Extract every entry word for word. Skip the pictures.

>>>

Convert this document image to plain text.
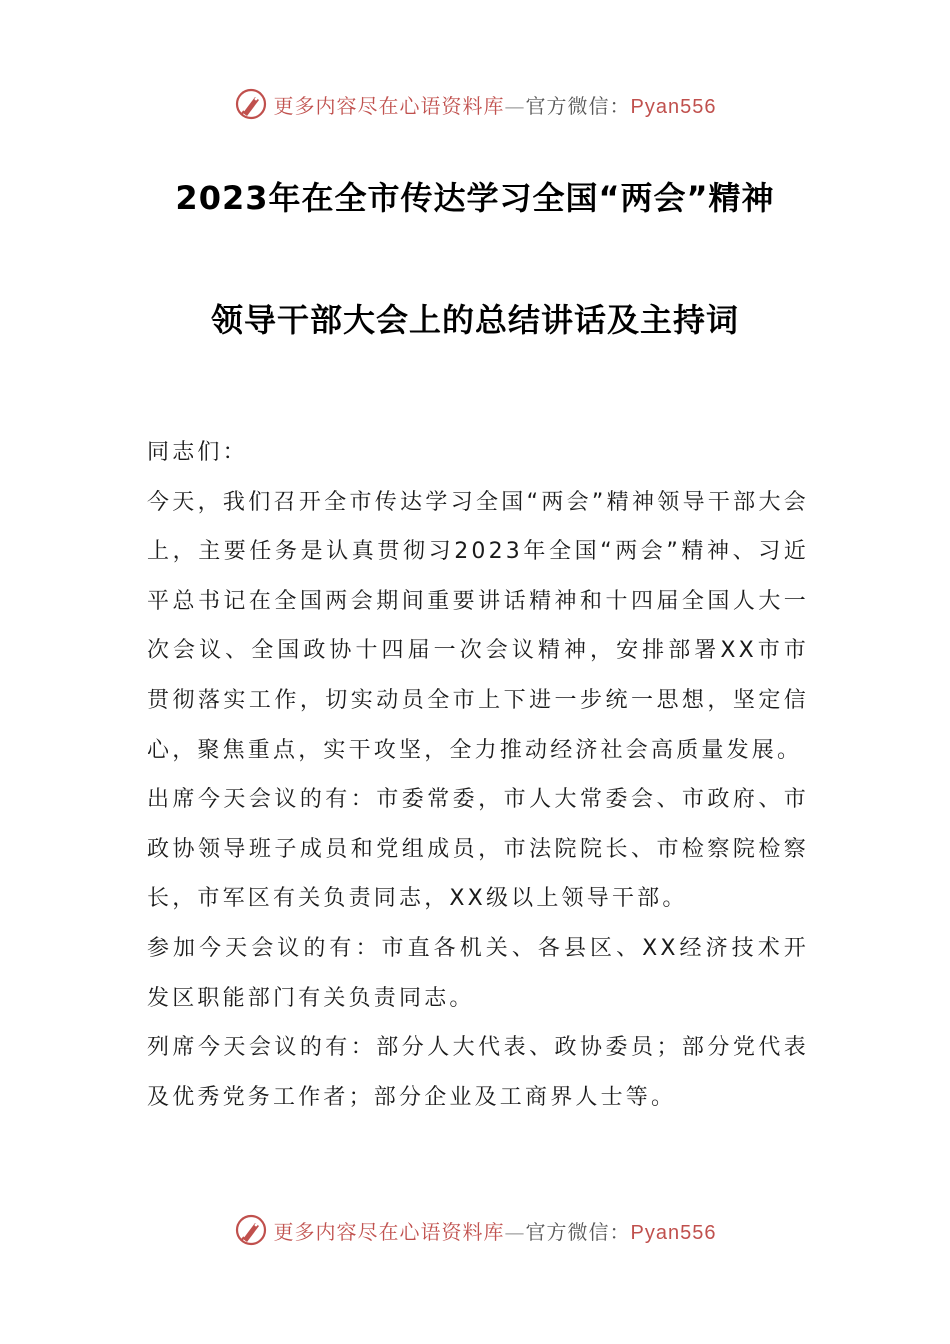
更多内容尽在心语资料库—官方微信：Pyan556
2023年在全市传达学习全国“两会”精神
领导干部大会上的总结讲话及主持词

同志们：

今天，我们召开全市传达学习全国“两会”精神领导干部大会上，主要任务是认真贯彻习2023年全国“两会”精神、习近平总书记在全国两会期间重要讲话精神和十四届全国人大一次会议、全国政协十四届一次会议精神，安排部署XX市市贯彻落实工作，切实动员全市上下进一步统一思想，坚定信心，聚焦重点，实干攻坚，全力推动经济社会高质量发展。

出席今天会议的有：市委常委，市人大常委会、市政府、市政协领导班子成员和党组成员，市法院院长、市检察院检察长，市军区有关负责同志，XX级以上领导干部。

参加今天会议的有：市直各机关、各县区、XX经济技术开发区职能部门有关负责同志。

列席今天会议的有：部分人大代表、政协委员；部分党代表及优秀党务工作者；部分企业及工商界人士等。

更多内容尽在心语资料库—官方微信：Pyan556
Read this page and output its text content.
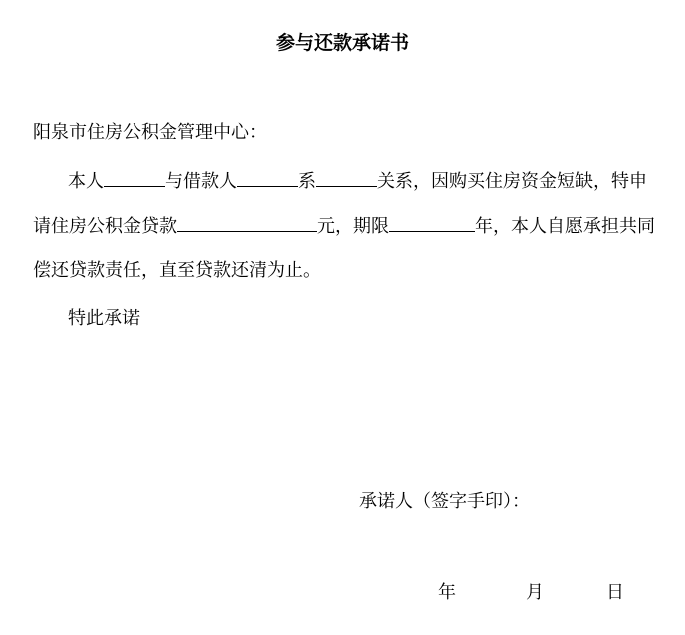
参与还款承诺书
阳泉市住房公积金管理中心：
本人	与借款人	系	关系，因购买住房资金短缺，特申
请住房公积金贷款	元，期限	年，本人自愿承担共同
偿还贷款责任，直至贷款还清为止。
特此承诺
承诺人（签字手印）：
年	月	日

<<<

→ **WRITTEN RESPONSE**
Convert this document image to plain text.
更多内容尽在心语资料库—官方微信：Pyan556
2023年在全市传达学习全国“两会”精神
领导干部大会上的总结讲话及主持词

同志们：

今天，我们召开全市传达学习全国“两会”精神领导干部大会上，主要任务是认真贯彻习2023年全国“两会”精神、习近平总书记在全国两会期间重要讲话精神和十四届全国人大一次会议、全国政协十四届一次会议精神，安排部署XX市市贯彻落实工作，切实动员全市上下进一步统一思想，坚定信心，聚焦重点，实干攻坚，全力推动经济社会高质量发展。

出席今天会议的有：市委常委，市人大常委会、市政府、市政协领导班子成员和党组成员，市法院院长、市检察院检察长，市军区有关负责同志，XX级以上领导干部。

参加今天会议的有：市直各机关、各县区、XX经济技术开发区职能部门有关负责同志。

列席今天会议的有：部分人大代表、政协委员；部分党代表及优秀党务工作者；部分企业及工商界人士等。

更多内容尽在心语资料库—官方微信：Pyan556
Read this page and output its text content.
参与还款承诺书
阳泉市住房公积金管理中心：
本人	与借款人	系	关系，因购买住房资金短缺，特申
请住房公积金贷款	元，期限	年，本人自愿承担共同
偿还贷款责任，直至贷款还清为止。
特此承诺
承诺人（签字手印）：
年	月	日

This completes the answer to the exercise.